------ Passage shown
Re: Vendor integration strategy

Jack Ye Mon, 13 Dec 2021 17:13:44 -0800

Thank you Openinx for preparing all these PRs and the vote options!

In the community sync, we also talked about not including any new vendor
integration modules in engine runtimes. In this approach, vendor
dependencies do not need to be listed in the provided (compile only) scope.
Vendors will publish their own runtime but outside the Apache Iceberg
project if they want to have a runtime jar. We can list that as option #3.


I would vote for #2,  because:
1. It is the current integration pattern of AWS and Nessie. I think it's a
consistent path forward, and does not make Nessie and AWS special cases.
2. It only adds the few classes implemented inside Iceberg so it does not
inflate the runtime jar with vendor dependencies.

Between option #1 and #3, the only difference is if we offer a runtime jar
or not. My understanding is that currently we have some people against it
due to legal liability. I think I totally understand what openinx advocates
for a simple user experience, but from the consistency perspective, that
means all vendors will publish a runtime, and we don't know if any of those
would have licensing issues in the future, so I would be a bit hesitant to
go with #1.

Between option #2 and #3, we will need to specify a list of jars when using
an engine runtime anyway. I think it's a bit more beneficial to specify
fewer jars by just bundling all the Iceberg integration classes in the
runtimes, so users only need to consider what vendor dependencies are
missing in their execution environment.
------------
(Problem requirements): In the post on vendor integration strategy, what is the only difference between option #1 and option #3?
------ Data
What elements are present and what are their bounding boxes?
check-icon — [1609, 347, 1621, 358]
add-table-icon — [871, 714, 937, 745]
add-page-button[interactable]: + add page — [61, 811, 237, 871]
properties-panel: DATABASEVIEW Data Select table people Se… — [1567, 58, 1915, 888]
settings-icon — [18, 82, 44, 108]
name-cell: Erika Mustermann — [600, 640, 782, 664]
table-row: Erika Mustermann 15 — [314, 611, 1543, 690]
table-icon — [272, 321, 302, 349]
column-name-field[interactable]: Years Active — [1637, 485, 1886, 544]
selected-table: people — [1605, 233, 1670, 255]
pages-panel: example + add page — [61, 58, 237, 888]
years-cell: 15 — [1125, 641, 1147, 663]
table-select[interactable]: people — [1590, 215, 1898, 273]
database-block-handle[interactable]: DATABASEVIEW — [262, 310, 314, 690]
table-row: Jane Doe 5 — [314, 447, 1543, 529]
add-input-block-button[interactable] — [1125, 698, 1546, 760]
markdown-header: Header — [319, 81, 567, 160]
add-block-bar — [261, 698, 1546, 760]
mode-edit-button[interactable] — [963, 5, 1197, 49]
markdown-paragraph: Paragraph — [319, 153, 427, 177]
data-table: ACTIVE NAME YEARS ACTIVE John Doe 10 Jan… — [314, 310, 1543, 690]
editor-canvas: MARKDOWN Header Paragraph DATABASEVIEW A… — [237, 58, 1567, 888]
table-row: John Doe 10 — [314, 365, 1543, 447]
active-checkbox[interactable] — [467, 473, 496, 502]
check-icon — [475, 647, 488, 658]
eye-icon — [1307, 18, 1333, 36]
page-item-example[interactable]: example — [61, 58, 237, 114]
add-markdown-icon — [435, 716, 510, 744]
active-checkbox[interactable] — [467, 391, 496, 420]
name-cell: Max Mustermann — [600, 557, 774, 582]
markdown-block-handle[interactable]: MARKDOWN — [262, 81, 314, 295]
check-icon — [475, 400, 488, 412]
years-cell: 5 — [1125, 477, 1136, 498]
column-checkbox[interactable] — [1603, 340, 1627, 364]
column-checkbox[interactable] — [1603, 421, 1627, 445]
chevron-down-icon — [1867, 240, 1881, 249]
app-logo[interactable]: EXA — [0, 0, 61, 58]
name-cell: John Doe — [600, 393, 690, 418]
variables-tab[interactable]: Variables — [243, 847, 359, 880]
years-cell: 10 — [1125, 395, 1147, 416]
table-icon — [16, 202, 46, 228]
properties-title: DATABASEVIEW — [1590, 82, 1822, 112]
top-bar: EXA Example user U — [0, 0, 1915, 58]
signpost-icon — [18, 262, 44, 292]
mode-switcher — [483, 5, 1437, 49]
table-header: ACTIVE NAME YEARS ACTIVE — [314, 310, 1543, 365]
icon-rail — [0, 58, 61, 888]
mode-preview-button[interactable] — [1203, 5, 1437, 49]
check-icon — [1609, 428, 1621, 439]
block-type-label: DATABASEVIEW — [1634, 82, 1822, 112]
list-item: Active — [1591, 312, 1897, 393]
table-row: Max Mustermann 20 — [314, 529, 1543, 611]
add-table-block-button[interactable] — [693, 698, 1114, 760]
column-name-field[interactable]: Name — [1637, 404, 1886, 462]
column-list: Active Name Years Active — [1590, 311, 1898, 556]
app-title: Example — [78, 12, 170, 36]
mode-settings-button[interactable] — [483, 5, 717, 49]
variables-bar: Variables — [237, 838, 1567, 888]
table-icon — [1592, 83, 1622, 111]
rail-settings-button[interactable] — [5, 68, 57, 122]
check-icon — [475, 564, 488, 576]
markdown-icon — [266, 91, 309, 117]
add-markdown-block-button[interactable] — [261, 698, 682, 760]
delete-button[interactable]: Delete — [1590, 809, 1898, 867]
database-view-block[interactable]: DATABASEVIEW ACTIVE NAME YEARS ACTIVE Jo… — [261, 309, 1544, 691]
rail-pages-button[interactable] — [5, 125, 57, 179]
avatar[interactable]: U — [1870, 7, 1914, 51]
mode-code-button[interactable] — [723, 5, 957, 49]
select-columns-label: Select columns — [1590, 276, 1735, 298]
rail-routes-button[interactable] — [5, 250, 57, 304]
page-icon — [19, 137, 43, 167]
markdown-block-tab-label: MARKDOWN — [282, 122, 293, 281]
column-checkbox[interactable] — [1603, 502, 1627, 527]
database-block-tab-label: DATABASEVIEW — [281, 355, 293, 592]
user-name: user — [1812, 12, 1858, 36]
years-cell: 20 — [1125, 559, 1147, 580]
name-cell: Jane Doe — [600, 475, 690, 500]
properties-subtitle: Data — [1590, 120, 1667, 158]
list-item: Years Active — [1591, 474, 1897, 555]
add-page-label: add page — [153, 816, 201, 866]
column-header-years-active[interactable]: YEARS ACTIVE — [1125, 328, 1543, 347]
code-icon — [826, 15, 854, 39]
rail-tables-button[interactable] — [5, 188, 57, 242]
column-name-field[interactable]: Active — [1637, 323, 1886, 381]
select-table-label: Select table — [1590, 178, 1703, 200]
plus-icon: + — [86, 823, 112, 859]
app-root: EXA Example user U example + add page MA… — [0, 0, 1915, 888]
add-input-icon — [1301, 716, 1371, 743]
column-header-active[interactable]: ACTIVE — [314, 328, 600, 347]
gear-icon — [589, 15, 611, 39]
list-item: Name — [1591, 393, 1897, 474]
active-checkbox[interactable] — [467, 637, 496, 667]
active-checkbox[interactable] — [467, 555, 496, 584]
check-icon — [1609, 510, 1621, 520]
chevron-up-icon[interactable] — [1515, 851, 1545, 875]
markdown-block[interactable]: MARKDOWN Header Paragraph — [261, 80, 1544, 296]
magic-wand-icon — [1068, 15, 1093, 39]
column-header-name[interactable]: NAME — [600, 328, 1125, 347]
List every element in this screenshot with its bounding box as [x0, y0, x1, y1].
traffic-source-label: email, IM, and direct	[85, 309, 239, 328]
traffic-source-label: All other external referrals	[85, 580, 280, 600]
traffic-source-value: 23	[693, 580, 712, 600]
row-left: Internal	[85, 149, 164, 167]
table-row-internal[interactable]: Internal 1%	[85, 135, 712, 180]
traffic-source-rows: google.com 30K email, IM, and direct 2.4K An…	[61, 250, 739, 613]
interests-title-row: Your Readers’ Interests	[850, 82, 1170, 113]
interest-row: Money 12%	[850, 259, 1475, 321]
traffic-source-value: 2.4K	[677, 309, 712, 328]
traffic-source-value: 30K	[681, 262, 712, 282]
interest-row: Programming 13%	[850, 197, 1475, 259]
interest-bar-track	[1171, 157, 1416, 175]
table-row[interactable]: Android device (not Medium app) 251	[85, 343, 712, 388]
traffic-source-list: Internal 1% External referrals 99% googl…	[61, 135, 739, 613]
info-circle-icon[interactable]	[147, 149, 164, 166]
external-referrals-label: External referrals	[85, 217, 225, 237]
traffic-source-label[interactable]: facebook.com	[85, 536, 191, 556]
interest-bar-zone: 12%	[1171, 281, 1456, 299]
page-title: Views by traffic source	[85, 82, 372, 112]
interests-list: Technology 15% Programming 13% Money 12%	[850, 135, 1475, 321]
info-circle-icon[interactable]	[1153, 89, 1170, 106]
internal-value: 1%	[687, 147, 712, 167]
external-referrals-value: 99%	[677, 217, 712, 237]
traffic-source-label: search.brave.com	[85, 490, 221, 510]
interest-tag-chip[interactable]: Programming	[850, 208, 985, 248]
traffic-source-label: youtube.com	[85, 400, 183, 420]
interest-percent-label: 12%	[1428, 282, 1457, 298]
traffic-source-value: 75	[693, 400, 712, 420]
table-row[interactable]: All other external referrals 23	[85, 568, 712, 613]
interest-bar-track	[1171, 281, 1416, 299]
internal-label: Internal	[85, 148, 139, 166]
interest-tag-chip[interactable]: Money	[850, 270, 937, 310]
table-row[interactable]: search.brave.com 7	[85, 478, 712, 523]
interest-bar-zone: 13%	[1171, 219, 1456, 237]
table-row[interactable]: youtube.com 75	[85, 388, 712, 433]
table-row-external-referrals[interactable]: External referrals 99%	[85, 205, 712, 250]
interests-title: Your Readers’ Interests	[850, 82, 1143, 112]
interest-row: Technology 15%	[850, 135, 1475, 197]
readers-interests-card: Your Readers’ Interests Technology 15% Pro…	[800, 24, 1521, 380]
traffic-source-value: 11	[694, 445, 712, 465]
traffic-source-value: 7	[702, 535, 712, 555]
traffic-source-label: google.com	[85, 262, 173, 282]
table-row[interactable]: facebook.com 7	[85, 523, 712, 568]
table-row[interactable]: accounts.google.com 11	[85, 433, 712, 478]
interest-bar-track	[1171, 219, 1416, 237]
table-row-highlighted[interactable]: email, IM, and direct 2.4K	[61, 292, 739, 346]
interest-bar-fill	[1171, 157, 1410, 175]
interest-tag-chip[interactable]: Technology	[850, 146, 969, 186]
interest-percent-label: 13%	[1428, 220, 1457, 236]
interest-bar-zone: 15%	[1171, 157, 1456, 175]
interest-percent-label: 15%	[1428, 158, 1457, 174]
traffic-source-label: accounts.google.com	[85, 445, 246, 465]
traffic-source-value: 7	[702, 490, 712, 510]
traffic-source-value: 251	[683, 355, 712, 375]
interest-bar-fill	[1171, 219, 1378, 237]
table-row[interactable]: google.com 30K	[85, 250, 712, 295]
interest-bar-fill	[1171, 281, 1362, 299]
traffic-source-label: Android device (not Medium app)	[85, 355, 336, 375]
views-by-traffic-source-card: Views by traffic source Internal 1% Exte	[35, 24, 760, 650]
------------
(Response below): The only difference is whether a runtime jar is offered.